Records about charts and figures
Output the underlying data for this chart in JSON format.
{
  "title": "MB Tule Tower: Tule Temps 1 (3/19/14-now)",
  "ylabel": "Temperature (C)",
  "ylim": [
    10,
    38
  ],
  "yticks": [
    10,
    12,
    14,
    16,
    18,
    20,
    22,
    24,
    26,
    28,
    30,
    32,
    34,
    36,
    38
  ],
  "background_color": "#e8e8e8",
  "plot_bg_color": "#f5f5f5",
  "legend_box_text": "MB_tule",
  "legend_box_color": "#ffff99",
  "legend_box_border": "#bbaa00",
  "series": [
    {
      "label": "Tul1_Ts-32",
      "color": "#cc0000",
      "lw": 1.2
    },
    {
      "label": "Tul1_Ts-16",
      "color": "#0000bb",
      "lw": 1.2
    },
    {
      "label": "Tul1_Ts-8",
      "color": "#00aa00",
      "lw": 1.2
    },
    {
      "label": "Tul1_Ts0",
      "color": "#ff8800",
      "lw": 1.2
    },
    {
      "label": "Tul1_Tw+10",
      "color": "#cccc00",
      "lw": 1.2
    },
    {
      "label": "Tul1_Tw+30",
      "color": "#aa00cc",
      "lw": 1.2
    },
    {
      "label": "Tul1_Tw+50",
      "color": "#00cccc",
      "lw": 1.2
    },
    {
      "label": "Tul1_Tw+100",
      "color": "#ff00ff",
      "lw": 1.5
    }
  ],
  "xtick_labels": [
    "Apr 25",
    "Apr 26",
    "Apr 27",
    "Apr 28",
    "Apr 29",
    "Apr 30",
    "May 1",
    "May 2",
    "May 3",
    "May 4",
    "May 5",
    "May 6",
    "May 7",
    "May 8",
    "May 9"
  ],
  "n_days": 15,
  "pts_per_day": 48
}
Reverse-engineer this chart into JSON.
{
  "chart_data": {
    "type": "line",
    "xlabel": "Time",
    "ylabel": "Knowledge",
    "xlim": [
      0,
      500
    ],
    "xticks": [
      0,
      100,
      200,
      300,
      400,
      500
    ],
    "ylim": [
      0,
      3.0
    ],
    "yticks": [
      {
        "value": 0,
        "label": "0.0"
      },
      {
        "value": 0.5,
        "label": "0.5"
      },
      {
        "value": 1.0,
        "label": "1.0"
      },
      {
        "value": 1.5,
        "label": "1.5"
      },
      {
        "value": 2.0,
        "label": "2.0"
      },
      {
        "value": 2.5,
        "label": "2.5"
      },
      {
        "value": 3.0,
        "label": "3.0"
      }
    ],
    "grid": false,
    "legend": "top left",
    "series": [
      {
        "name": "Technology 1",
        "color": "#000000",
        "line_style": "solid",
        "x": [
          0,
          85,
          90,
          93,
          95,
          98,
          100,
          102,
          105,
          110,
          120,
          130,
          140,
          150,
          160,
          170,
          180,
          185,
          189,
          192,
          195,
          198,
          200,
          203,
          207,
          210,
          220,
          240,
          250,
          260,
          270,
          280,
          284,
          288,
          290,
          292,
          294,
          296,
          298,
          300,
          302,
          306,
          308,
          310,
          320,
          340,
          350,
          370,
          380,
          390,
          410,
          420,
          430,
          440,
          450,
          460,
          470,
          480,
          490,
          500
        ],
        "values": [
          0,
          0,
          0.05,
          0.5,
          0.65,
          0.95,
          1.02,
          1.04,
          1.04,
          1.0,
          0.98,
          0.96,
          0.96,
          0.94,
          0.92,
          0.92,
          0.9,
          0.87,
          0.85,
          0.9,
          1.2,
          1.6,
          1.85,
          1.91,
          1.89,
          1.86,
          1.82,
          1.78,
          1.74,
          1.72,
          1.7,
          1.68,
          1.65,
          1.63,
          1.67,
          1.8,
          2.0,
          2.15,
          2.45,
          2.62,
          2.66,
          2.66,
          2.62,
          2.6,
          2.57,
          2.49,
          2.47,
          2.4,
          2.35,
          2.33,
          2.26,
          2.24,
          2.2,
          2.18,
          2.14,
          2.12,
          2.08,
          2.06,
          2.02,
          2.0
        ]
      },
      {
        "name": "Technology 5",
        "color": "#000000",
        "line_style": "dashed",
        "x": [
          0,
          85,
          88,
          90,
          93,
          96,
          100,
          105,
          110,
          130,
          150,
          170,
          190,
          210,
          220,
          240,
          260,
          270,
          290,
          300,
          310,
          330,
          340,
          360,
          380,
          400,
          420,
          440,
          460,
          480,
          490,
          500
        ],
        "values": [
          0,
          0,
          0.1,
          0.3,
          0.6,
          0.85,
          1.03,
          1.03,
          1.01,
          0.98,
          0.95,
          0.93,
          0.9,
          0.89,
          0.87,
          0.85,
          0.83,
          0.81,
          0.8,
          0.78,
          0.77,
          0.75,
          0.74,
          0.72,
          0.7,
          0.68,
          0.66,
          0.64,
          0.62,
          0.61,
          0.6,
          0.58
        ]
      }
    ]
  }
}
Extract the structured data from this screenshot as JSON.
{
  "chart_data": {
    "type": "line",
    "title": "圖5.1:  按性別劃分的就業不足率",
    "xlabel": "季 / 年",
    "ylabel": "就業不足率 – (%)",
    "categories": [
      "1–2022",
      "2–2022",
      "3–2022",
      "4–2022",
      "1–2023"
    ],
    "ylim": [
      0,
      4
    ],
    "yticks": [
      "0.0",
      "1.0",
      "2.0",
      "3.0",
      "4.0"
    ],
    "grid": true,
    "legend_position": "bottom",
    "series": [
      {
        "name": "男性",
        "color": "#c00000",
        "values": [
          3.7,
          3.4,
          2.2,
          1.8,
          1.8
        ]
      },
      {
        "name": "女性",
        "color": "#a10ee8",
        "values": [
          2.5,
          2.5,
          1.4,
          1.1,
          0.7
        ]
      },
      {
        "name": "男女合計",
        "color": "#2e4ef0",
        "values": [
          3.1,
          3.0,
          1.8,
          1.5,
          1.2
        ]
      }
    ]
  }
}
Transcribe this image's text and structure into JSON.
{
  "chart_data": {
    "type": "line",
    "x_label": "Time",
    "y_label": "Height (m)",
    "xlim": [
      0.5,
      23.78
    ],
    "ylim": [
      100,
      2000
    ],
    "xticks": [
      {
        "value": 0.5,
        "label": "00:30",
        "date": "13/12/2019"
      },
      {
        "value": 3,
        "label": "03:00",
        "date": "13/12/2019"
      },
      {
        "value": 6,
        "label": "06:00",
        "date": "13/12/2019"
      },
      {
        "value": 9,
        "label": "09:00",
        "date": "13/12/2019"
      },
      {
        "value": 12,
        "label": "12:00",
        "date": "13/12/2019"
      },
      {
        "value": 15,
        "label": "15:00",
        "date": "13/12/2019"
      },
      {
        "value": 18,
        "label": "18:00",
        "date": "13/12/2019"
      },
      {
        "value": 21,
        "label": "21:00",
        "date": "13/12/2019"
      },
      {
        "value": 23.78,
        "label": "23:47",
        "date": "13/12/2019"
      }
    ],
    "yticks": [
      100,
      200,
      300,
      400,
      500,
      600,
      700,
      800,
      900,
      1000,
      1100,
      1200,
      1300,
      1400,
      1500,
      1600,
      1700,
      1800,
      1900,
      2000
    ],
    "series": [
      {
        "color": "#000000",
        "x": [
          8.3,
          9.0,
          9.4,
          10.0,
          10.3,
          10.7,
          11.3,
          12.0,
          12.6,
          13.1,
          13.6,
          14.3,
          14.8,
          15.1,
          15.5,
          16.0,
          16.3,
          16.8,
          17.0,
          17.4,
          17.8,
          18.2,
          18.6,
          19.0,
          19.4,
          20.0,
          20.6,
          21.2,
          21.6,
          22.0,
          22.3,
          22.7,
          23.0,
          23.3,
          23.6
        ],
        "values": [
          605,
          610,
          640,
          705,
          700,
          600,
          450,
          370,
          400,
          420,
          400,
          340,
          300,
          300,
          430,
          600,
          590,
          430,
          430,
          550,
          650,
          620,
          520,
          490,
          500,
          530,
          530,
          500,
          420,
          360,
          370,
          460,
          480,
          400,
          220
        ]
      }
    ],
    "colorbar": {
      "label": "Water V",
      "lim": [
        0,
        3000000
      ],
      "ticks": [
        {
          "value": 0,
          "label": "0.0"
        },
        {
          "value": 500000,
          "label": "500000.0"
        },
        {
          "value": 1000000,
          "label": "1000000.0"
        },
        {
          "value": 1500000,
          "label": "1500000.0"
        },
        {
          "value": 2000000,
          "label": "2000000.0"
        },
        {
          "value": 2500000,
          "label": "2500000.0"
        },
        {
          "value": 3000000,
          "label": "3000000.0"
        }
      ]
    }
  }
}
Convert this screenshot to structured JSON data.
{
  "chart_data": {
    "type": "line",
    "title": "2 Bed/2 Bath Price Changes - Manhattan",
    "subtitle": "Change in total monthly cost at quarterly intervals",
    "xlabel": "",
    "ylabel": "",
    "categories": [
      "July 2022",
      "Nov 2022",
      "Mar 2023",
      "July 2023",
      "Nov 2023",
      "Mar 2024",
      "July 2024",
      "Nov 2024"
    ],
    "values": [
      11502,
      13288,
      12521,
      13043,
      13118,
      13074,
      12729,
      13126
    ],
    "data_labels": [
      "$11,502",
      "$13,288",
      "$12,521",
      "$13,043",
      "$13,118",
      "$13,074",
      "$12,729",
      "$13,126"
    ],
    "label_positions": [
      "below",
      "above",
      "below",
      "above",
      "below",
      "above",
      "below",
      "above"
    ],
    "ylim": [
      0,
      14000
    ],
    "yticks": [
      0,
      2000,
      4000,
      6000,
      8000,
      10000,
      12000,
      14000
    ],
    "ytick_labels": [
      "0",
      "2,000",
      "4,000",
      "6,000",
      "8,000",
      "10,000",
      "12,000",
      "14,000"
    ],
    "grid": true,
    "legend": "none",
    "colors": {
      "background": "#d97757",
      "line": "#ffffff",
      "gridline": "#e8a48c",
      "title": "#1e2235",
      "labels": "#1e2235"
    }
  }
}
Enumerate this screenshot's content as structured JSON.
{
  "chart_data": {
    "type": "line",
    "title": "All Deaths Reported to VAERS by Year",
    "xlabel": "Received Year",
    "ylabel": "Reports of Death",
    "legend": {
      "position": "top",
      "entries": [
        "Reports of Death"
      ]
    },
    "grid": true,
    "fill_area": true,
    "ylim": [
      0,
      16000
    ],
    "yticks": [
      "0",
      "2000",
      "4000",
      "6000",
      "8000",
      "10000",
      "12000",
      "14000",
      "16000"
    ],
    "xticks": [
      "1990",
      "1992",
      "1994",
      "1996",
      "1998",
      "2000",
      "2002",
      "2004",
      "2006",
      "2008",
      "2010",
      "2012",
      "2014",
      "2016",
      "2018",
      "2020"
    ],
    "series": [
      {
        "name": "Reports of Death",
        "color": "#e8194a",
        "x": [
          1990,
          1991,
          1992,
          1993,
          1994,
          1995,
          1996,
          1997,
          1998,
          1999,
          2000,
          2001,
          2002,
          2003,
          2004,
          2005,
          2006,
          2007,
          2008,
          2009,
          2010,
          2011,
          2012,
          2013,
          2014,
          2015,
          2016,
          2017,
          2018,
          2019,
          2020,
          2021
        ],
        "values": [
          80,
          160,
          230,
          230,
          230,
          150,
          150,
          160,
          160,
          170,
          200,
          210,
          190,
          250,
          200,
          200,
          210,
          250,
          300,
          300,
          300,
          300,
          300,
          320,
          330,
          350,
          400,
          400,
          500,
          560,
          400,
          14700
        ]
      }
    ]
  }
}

# [Objective]
List every line above that holds the word "into".

# [Finished task]
Reverse-engineer this chart into JSON.
Transcribe this image's text and structure into JSON.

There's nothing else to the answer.